*** TASK INPUT
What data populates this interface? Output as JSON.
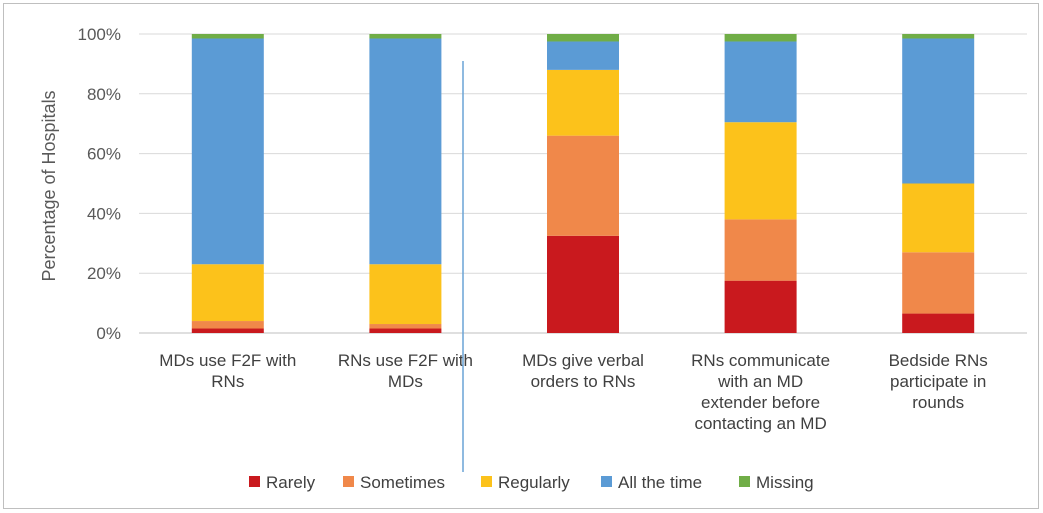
{
  "chart_data": {
    "type": "stacked-bar",
    "ylabel": "Percentage of Hospitals",
    "ylim": [
      0,
      100
    ],
    "yticks": [
      "0%",
      "20%",
      "40%",
      "60%",
      "80%",
      "100%"
    ],
    "grid": true,
    "legend_position": "bottom",
    "categories": [
      [
        "MDs use F2F with",
        "RNs"
      ],
      [
        "RNs use F2F with",
        "MDs"
      ],
      [
        "MDs give verbal",
        "orders to RNs"
      ],
      [
        "RNs communicate",
        "with an MD",
        "extender before",
        "contacting an MD"
      ],
      [
        "Bedside RNs",
        "participate in",
        "rounds"
      ]
    ],
    "series": [
      {
        "name": "Rarely",
        "color": "#c9191e",
        "values": [
          1.5,
          1.5,
          32.5,
          17.5,
          6.5
        ]
      },
      {
        "name": "Sometimes",
        "color": "#f0884a",
        "values": [
          2.5,
          1.5,
          33.5,
          20.5,
          20.5
        ]
      },
      {
        "name": "Regularly",
        "color": "#fcc21b",
        "values": [
          19,
          20,
          22,
          32.5,
          23
        ]
      },
      {
        "name": "All the time",
        "color": "#5b9bd5",
        "values": [
          75.5,
          75.5,
          9.5,
          27,
          48.5
        ]
      },
      {
        "name": "Missing",
        "color": "#70ad47",
        "values": [
          1.5,
          1.5,
          2.5,
          2.5,
          1.5
        ]
      }
    ]
  }
}
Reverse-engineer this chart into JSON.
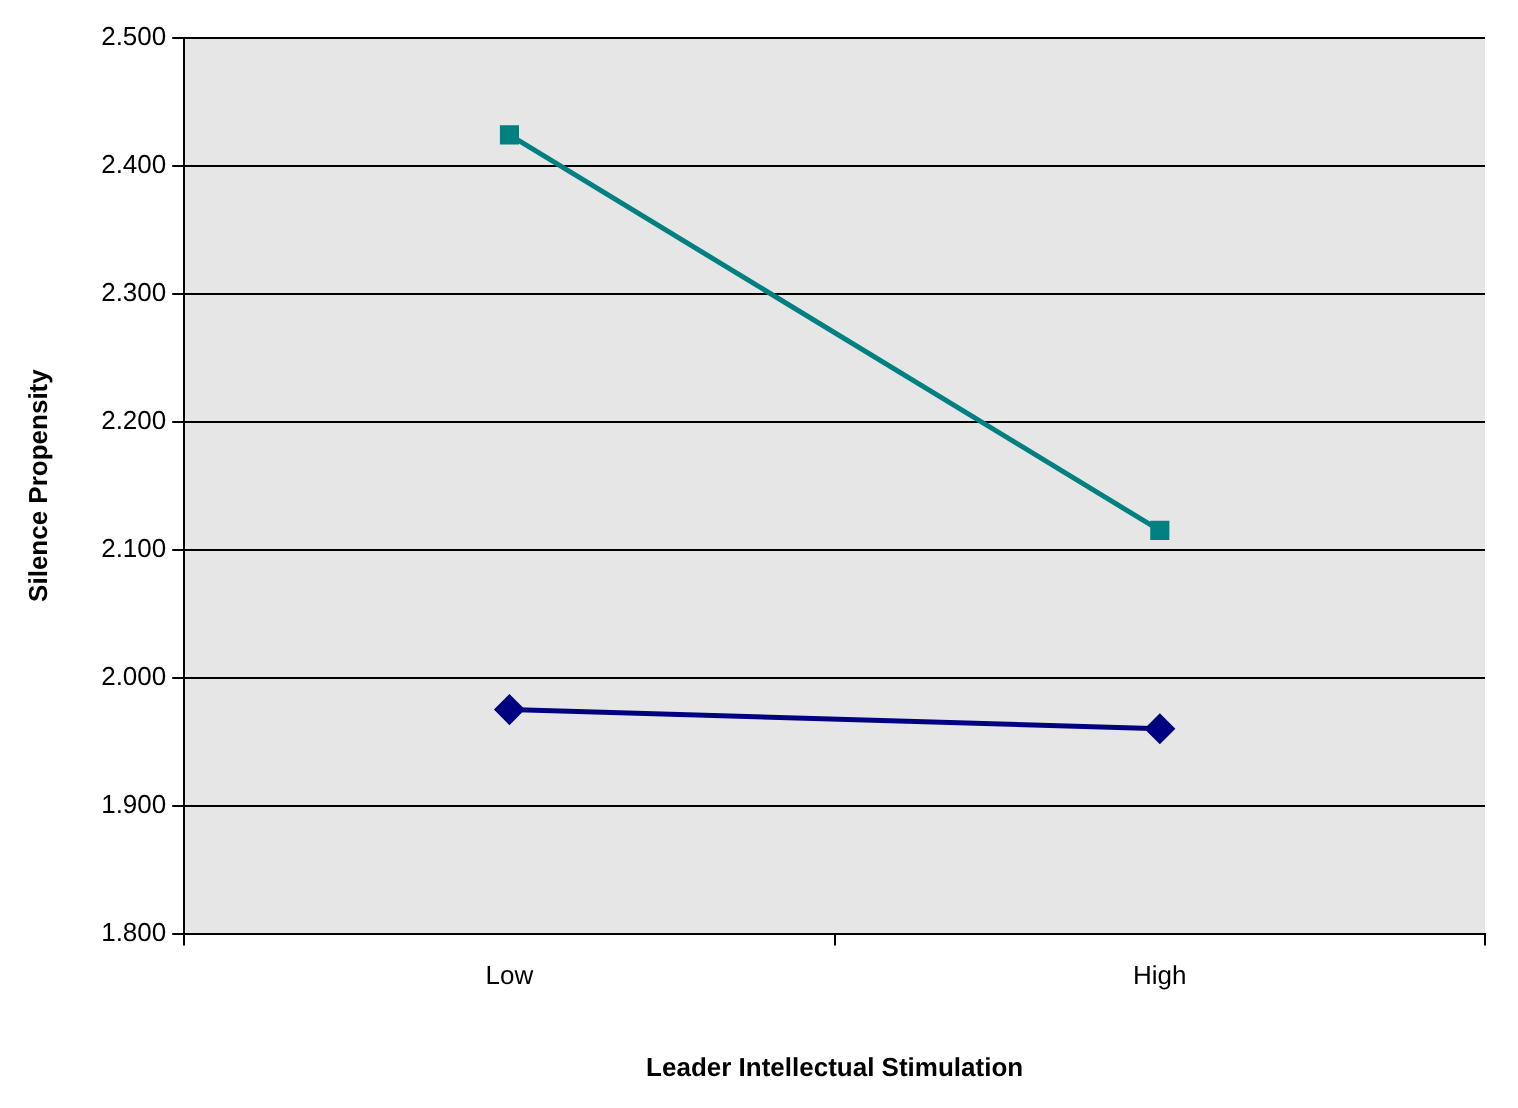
{
  "chart_data": {
    "type": "line",
    "xlabel": "Leader Intellectual Stimulation",
    "ylabel": "Silence Propensity",
    "categories": [
      "Low",
      "High"
    ],
    "series": [
      {
        "color": "#008080",
        "values": [
          2.424,
          2.115
        ],
        "marker": "square"
      },
      {
        "color": "#000080",
        "values": [
          1.975,
          1.96
        ],
        "marker": "diamond"
      }
    ],
    "ylim": [
      1.8,
      2.5
    ],
    "yticks": [
      {
        "value": 1.8,
        "label": "1.800"
      },
      {
        "value": 1.9,
        "label": "1.900"
      },
      {
        "value": 2.0,
        "label": "2.000"
      },
      {
        "value": 2.1,
        "label": "2.100"
      },
      {
        "value": 2.2,
        "label": "2.200"
      },
      {
        "value": 2.3,
        "label": "2.300"
      },
      {
        "value": 2.4,
        "label": "2.400"
      },
      {
        "value": 2.5,
        "label": "2.500"
      }
    ],
    "grid": "y",
    "legend": false,
    "line_style": "solid"
  }
}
******
Read the data above and pull out each line that holds the string "this".

* [COMPLETE RESPONSE]
What data populates this interface? Output as JSON.
Reverse-engineer this chart into JSON.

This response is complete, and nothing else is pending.